**Description of the task**
Look through the data for the string "MARKETS". Copy every line where it is found.

**Data for this exercise**
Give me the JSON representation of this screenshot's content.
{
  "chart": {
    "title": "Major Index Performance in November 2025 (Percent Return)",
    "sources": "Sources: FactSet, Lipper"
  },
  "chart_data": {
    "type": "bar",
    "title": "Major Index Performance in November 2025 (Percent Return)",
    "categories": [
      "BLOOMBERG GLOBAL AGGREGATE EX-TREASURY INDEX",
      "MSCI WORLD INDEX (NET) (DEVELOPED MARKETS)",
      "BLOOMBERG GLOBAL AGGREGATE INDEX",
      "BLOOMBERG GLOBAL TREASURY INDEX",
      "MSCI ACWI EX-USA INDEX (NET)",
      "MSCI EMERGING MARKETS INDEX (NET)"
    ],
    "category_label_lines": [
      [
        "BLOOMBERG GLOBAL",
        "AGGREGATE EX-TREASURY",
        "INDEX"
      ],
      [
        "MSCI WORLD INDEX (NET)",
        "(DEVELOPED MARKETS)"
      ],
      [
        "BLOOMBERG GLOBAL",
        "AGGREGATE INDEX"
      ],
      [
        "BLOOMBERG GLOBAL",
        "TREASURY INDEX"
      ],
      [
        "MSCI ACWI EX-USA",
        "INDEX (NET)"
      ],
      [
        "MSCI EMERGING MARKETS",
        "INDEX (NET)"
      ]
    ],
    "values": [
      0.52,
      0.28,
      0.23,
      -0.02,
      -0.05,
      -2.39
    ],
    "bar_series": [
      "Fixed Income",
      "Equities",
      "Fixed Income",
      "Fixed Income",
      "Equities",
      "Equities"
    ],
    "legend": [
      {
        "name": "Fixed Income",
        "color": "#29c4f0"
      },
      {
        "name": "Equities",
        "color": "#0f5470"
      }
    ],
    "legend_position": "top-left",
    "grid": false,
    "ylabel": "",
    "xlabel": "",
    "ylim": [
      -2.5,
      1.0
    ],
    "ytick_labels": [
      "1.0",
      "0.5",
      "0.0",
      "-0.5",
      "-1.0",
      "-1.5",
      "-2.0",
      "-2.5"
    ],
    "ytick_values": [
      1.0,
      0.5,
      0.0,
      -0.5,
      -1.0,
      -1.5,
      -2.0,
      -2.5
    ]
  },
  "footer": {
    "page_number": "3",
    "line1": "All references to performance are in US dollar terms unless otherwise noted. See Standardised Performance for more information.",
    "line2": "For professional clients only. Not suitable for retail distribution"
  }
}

**Full response**
      "MSCI WORLD INDEX (NET) (DEVELOPED MARKETS)",
      "MSCI EMERGING MARKETS INDEX (NET)"
        "(DEVELOPED MARKETS)"
        "MSCI EMERGING MARKETS",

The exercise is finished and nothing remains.